Please determine how many lines of the material include the word "культуры", and respond with nothing but that number.

--- Start Dataset excerpts ---

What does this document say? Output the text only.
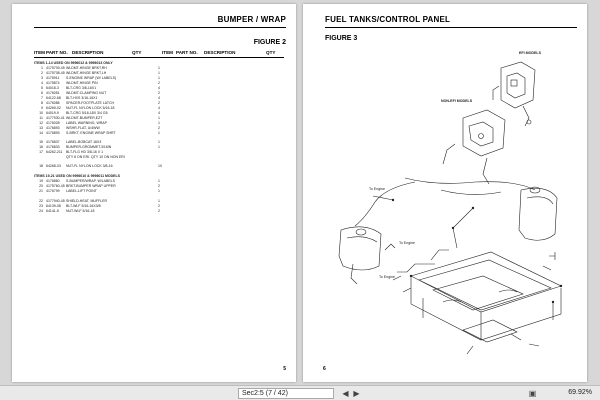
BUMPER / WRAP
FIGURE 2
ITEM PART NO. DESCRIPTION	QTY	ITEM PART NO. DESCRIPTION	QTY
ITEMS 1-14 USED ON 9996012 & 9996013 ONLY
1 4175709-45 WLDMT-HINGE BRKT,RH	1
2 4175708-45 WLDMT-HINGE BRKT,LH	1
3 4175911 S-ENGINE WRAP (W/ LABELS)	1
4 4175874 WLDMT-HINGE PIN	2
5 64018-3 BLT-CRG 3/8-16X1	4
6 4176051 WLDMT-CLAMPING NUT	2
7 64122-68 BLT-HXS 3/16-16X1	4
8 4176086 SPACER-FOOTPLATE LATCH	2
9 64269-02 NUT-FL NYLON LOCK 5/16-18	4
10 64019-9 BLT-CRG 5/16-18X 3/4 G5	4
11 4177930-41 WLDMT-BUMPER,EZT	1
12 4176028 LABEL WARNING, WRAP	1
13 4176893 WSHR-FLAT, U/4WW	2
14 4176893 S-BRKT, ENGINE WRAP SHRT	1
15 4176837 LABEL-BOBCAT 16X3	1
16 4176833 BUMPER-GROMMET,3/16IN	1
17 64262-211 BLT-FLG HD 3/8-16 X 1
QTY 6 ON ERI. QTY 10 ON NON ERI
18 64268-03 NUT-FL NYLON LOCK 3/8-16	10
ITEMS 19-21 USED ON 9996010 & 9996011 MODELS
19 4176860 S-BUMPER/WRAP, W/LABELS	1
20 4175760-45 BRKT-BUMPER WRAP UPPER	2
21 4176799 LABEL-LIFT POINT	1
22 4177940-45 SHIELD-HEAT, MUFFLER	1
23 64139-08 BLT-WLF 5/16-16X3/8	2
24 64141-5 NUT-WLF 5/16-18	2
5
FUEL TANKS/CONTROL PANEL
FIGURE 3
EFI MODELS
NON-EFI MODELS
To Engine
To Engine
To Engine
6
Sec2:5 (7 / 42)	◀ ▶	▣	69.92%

--- End Dataset excerpts ---
--- Start Dataset excerpts ---

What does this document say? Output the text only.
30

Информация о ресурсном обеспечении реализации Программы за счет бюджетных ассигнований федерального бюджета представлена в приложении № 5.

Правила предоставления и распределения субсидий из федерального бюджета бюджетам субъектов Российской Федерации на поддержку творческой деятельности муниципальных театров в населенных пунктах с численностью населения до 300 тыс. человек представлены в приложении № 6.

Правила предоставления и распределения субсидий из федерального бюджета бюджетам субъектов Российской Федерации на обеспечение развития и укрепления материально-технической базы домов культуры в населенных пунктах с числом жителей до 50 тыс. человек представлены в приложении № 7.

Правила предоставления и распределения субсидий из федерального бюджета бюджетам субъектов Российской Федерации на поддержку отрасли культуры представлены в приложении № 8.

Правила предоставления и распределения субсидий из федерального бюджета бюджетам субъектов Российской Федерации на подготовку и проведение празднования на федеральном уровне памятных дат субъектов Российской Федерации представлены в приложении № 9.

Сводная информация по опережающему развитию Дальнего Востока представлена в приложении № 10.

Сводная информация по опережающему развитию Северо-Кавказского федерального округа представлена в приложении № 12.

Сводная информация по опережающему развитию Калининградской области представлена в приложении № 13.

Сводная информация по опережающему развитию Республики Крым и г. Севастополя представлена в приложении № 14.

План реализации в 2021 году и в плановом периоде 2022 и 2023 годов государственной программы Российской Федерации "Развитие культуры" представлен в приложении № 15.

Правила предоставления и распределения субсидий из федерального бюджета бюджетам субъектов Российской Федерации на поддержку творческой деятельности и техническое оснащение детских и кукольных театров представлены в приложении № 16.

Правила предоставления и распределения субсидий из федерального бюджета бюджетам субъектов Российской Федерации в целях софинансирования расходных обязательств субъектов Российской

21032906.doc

--- End Dataset excerpts ---

### Full solution
3